STATED GOAL
Search the entries for the word "JSON" and pull out each line that has it.

PROVIDED RECORDS
** START **
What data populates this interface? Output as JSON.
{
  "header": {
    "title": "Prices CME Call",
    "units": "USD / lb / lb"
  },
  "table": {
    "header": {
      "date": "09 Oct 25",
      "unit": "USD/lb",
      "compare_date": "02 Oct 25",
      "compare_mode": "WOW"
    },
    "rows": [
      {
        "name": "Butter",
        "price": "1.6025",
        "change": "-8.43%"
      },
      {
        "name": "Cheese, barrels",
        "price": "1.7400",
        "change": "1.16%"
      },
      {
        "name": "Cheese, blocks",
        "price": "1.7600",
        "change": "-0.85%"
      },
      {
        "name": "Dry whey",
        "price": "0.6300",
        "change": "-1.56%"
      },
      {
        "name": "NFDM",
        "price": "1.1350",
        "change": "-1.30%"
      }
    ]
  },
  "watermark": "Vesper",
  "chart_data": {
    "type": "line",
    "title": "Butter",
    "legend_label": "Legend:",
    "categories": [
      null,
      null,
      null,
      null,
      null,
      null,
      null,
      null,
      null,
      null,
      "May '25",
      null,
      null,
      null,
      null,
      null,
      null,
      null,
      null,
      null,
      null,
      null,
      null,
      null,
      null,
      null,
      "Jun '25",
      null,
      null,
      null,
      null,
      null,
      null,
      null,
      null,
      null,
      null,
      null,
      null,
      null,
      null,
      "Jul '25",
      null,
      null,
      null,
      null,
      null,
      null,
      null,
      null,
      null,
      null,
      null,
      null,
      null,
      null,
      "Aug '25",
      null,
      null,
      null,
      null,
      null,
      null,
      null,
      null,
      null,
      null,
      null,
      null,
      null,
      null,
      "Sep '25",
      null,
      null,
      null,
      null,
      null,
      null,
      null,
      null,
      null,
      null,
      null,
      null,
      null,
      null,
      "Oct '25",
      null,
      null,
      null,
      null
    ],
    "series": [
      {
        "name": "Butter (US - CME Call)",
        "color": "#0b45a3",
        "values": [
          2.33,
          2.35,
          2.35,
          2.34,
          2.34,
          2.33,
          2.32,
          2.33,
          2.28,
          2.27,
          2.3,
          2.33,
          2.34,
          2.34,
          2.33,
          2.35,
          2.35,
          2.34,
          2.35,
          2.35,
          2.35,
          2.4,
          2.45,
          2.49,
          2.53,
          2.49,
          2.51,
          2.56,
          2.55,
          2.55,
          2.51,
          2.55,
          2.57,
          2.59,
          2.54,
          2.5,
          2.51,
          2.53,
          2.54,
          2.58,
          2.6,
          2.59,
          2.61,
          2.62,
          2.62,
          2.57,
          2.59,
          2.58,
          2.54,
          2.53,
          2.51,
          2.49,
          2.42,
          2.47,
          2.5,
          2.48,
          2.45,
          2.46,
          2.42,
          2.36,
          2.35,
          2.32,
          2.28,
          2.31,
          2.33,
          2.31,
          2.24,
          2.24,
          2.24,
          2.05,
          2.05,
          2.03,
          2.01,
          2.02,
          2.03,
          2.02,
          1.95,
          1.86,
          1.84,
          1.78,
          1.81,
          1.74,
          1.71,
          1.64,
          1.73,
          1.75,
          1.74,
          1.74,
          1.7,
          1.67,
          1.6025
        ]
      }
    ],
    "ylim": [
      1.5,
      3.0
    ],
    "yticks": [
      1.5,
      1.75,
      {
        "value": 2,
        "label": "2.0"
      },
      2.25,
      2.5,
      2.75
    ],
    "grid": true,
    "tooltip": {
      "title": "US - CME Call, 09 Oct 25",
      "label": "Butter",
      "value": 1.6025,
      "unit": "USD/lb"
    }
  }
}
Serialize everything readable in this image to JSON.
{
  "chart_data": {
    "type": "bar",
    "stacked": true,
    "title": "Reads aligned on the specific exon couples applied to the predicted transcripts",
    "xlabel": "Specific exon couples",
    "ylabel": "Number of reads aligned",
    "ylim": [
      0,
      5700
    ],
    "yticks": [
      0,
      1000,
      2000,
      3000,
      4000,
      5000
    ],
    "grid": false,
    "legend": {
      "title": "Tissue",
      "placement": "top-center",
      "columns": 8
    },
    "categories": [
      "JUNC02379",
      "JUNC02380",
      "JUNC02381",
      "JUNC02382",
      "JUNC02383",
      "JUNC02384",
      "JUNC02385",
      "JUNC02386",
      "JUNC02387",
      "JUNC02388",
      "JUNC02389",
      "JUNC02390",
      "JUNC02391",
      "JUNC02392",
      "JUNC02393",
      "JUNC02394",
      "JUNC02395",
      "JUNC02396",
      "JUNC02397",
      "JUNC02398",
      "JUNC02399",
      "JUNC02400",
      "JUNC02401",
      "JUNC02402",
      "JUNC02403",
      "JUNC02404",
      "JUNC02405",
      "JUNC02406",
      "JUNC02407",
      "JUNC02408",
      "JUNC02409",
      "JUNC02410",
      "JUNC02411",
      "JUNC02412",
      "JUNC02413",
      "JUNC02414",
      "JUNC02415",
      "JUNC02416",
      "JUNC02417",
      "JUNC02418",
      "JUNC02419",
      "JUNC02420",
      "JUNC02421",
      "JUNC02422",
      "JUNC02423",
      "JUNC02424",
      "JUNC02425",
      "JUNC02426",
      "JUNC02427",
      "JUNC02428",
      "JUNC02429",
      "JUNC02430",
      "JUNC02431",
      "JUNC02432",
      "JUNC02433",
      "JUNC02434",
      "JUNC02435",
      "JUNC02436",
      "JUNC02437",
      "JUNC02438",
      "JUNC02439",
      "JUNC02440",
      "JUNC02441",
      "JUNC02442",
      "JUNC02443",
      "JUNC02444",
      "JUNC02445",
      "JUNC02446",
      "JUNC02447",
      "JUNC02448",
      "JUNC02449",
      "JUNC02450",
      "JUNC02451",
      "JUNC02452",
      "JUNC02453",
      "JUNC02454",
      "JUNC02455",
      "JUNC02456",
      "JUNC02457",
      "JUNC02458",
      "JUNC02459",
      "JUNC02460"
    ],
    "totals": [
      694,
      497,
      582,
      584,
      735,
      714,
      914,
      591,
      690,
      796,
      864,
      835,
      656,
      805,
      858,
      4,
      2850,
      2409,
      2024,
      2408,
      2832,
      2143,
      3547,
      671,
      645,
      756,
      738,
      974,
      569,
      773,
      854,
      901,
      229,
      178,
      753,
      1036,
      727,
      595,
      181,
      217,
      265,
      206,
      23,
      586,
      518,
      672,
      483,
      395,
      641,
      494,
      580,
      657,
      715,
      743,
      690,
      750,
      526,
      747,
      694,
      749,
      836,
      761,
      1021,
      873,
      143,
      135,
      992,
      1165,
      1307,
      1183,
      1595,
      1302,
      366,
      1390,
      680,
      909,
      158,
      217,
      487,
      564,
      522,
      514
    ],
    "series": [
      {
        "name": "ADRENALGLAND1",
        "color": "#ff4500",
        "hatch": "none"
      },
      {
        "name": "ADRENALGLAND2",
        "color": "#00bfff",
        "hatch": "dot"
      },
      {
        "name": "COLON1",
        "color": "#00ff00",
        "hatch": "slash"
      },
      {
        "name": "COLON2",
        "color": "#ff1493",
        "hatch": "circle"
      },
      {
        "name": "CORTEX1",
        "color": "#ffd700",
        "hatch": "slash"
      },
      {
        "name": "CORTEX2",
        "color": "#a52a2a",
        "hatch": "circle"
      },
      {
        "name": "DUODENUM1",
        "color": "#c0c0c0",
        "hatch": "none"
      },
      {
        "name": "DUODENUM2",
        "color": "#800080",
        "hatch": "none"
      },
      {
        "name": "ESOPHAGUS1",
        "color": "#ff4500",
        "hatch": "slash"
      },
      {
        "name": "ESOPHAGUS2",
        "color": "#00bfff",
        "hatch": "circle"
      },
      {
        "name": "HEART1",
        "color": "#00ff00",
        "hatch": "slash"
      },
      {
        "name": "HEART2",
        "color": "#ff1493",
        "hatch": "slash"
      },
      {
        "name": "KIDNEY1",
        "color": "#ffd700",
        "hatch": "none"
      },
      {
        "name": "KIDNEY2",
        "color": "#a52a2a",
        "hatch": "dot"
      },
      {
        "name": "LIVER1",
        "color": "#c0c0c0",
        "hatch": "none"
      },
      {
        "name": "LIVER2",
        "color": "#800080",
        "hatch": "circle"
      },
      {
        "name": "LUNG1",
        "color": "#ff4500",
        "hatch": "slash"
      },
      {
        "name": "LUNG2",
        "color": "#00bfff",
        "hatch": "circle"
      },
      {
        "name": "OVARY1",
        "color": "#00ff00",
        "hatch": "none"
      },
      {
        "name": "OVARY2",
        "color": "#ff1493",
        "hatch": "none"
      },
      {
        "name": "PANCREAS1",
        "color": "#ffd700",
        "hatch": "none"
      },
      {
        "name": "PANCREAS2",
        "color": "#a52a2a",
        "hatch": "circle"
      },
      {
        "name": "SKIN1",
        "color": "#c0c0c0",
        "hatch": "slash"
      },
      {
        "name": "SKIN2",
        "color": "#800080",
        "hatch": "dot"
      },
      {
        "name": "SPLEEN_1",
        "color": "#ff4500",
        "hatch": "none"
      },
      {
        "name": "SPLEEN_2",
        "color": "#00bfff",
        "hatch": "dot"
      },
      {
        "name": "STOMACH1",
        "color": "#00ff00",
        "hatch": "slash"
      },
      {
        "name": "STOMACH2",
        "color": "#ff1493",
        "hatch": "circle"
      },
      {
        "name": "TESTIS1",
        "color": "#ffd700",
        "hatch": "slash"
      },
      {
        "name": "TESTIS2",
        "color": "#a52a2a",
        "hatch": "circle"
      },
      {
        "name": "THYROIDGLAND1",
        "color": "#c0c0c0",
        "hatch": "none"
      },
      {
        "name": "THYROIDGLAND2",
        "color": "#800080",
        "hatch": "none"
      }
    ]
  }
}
** END **
RESULT OF THE EXERCISE
What data populates this interface? Output as JSON.
Serialize everything readable in this image to JSON.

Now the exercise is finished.